**What you have to do**
Leaving out the pictures, transcribe all of the records faithfully.

- - - - -

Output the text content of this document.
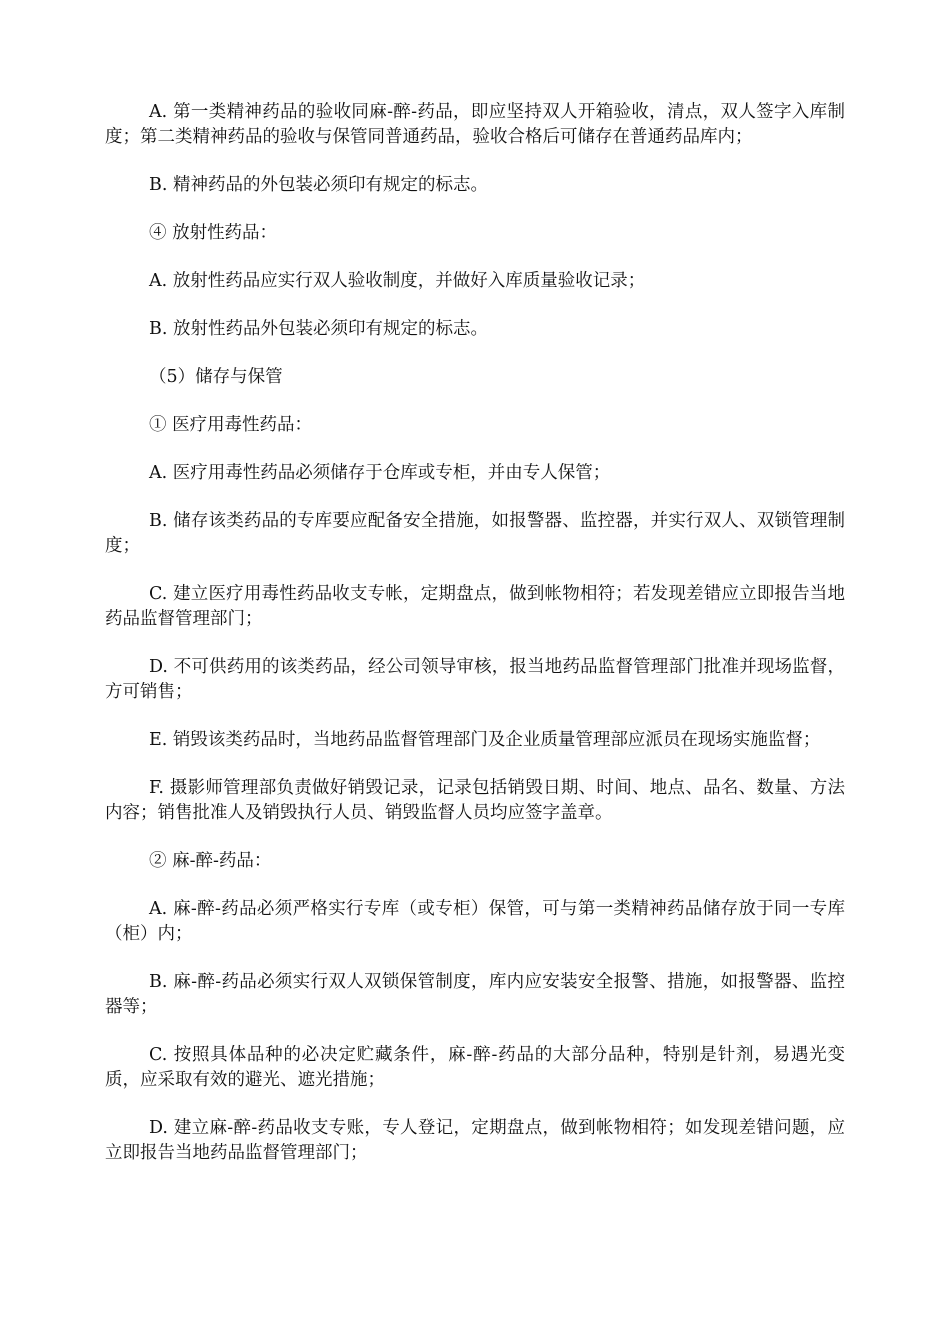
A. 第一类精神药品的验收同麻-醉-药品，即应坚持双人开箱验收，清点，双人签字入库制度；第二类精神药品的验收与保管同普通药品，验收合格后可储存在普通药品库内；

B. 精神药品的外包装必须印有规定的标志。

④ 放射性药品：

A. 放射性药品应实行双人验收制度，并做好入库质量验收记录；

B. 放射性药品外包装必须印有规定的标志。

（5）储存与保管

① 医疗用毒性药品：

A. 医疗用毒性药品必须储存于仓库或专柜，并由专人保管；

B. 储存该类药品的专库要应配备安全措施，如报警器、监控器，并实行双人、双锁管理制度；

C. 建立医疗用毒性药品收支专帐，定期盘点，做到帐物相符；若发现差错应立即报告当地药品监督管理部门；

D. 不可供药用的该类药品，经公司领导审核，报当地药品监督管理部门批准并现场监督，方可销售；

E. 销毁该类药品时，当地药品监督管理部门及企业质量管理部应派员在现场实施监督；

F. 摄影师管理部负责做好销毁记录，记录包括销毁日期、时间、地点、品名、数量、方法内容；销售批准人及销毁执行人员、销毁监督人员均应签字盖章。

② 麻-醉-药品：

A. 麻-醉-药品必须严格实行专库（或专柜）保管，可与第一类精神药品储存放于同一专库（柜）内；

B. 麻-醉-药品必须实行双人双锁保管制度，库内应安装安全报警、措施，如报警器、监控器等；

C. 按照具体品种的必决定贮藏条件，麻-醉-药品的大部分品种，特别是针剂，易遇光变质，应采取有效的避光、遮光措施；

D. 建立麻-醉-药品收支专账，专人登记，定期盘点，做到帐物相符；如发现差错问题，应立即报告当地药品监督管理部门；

- - - - -

**Answer below**
Output the text content of this document.
A. 第一类精神药品的验收同麻-醉-药品，即应坚持双人开箱验收，清点，双人签字入库制度；第二类精神药品的验收与保管同普通药品，验收合格后可储存在普通药品库内；

B. 精神药品的外包装必须印有规定的标志。

④ 放射性药品：

A. 放射性药品应实行双人验收制度，并做好入库质量验收记录；

B. 放射性药品外包装必须印有规定的标志。

（5）储存与保管

① 医疗用毒性药品：

A. 医疗用毒性药品必须储存于仓库或专柜，并由专人保管；

B. 储存该类药品的专库要应配备安全措施，如报警器、监控器，并实行双人、双锁管理制度；

C. 建立医疗用毒性药品收支专帐，定期盘点，做到帐物相符；若发现差错应立即报告当地药品监督管理部门；

D. 不可供药用的该类药品，经公司领导审核，报当地药品监督管理部门批准并现场监督，方可销售；

E. 销毁该类药品时，当地药品监督管理部门及企业质量管理部应派员在现场实施监督；

F. 摄影师管理部负责做好销毁记录，记录包括销毁日期、时间、地点、品名、数量、方法内容；销售批准人及销毁执行人员、销毁监督人员均应签字盖章。

② 麻-醉-药品：

A. 麻-醉-药品必须严格实行专库（或专柜）保管，可与第一类精神药品储存放于同一专库（柜）内；

B. 麻-醉-药品必须实行双人双锁保管制度，库内应安装安全报警、措施，如报警器、监控器等；

C. 按照具体品种的必决定贮藏条件，麻-醉-药品的大部分品种，特别是针剂，易遇光变质，应采取有效的避光、遮光措施；

D. 建立麻-醉-药品收支专账，专人登记，定期盘点，做到帐物相符；如发现差错问题，应立即报告当地药品监督管理部门；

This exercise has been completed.